Work instructions
Keep only the lines of the data below that contain "author", and copy them.

[Dataset items]

▬▬▬

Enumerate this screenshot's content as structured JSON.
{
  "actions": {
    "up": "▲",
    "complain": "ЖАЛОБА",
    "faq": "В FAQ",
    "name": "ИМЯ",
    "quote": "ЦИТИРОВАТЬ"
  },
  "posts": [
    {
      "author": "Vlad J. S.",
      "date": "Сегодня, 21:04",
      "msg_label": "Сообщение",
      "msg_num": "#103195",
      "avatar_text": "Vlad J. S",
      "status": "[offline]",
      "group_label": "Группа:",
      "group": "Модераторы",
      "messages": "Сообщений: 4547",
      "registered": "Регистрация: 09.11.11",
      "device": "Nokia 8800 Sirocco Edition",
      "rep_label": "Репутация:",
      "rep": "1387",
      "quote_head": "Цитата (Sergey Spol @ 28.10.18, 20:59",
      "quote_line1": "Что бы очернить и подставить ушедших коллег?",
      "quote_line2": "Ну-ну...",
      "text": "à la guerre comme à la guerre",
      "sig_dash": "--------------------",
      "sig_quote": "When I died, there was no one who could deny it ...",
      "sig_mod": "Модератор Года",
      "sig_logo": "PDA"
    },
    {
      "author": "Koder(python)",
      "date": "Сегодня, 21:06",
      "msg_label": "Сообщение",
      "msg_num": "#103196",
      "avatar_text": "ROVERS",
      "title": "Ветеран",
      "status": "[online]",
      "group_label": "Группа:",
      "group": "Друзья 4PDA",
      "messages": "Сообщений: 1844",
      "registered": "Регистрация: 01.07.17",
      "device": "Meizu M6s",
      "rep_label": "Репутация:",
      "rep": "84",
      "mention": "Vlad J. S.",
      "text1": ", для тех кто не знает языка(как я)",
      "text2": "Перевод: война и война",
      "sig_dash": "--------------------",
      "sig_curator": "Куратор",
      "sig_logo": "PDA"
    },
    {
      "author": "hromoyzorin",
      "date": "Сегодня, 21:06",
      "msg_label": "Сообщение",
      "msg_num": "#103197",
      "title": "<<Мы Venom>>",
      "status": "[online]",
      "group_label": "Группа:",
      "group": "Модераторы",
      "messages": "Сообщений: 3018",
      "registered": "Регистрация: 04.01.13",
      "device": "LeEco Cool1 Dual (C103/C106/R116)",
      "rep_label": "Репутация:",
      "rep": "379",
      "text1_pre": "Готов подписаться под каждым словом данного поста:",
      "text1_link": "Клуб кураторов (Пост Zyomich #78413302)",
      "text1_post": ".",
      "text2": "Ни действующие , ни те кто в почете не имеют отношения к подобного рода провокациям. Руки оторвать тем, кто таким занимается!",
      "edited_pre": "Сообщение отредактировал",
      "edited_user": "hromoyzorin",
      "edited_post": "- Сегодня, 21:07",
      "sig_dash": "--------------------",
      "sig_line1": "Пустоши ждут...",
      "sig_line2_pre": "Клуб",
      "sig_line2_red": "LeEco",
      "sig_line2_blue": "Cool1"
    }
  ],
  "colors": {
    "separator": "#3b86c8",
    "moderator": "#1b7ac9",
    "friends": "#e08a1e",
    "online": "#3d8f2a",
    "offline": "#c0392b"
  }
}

▬▬▬

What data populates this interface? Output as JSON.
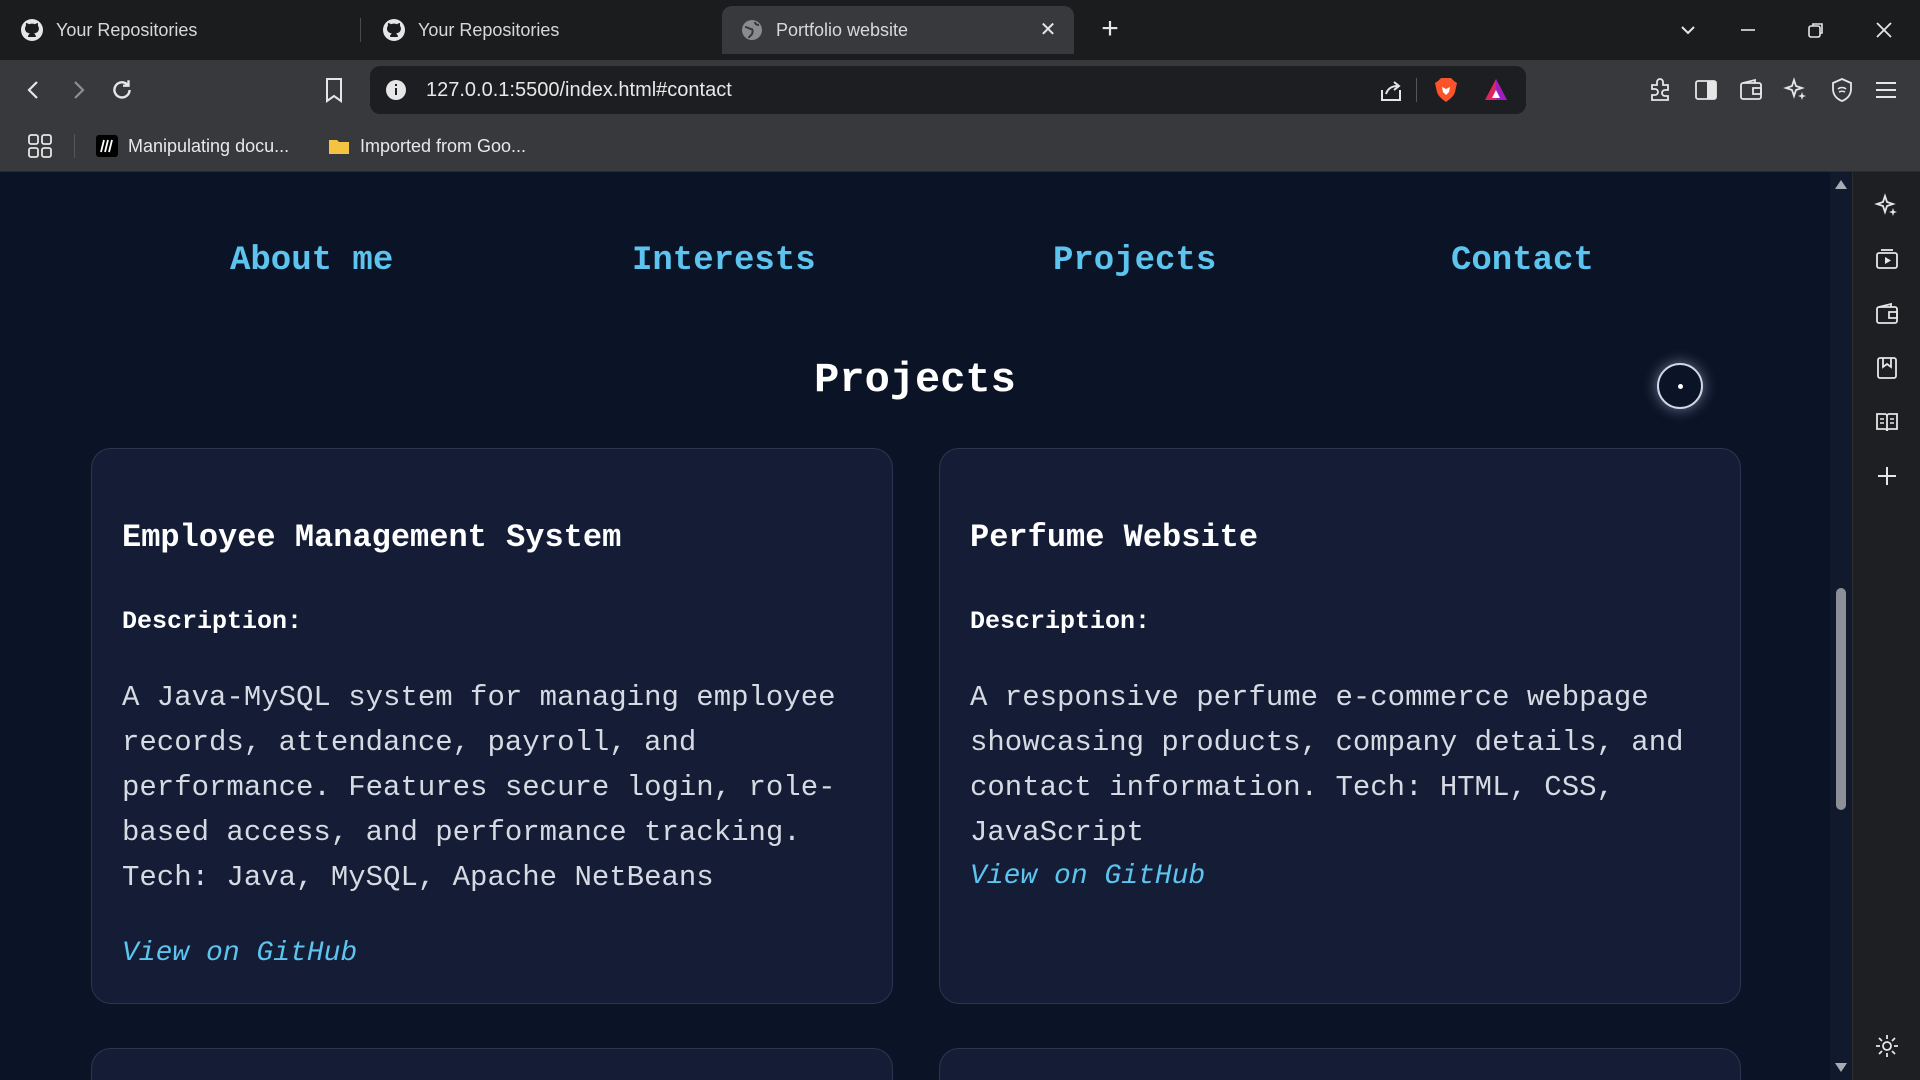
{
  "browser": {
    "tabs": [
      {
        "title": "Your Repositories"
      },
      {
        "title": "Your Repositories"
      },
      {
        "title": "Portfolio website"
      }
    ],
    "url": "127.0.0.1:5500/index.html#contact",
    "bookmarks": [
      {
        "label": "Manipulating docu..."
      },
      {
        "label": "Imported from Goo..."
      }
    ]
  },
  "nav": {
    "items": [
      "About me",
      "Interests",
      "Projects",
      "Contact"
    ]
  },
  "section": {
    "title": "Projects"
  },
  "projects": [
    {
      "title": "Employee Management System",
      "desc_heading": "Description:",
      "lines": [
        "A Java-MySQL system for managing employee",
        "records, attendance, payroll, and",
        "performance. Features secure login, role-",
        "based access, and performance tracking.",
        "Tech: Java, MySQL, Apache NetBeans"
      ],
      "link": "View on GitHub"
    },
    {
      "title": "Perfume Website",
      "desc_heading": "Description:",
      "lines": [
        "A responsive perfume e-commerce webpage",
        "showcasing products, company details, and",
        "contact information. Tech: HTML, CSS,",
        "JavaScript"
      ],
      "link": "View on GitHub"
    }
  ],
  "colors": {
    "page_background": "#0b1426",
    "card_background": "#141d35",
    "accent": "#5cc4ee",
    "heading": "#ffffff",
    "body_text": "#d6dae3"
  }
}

▬▬▬

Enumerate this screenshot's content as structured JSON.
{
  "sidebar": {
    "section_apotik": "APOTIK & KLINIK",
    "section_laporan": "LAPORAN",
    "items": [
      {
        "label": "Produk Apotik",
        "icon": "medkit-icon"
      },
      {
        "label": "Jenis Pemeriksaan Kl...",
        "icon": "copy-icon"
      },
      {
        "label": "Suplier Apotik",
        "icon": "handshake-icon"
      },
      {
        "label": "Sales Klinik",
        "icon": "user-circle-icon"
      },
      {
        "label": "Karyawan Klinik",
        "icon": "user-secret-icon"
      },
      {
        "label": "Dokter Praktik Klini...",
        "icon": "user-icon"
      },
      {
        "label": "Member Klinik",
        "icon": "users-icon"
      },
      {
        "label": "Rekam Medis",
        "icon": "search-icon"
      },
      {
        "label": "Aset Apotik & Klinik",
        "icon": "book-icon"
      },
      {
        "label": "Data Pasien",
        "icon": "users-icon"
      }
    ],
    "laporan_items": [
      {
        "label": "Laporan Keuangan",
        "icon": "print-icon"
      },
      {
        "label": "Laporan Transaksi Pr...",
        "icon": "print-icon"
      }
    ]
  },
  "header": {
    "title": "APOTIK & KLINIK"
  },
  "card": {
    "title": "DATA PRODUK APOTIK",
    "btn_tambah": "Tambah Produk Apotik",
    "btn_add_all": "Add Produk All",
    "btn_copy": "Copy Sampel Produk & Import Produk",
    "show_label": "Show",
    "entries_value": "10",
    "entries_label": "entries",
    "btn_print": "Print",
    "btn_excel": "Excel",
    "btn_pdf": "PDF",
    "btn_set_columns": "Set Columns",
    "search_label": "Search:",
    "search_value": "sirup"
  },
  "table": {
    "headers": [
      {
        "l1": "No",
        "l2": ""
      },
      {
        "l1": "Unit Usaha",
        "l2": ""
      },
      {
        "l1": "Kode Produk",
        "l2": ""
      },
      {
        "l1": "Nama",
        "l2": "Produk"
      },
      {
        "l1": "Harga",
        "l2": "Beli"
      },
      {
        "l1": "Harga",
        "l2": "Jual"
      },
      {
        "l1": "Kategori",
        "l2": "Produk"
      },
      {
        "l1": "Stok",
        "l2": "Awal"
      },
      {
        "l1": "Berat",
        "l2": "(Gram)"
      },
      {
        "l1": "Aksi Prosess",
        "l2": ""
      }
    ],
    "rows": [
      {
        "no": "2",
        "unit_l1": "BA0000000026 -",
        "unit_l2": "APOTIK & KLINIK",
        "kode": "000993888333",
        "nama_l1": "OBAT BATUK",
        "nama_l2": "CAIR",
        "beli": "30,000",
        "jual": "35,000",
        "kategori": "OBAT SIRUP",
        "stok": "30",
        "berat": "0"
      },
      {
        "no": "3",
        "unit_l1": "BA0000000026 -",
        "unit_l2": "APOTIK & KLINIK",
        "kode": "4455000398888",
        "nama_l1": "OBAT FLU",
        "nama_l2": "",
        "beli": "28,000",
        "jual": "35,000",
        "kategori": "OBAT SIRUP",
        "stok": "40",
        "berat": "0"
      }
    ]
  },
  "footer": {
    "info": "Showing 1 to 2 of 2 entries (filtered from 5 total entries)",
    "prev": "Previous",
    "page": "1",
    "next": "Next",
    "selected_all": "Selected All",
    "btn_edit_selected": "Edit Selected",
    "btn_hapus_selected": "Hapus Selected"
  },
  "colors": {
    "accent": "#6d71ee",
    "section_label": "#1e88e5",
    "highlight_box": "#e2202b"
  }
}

▬▬▬

Output for this exercise
      "author": "Vlad J. S.",
      "author": "Koder(python)",
      "author": "hromoyzorin",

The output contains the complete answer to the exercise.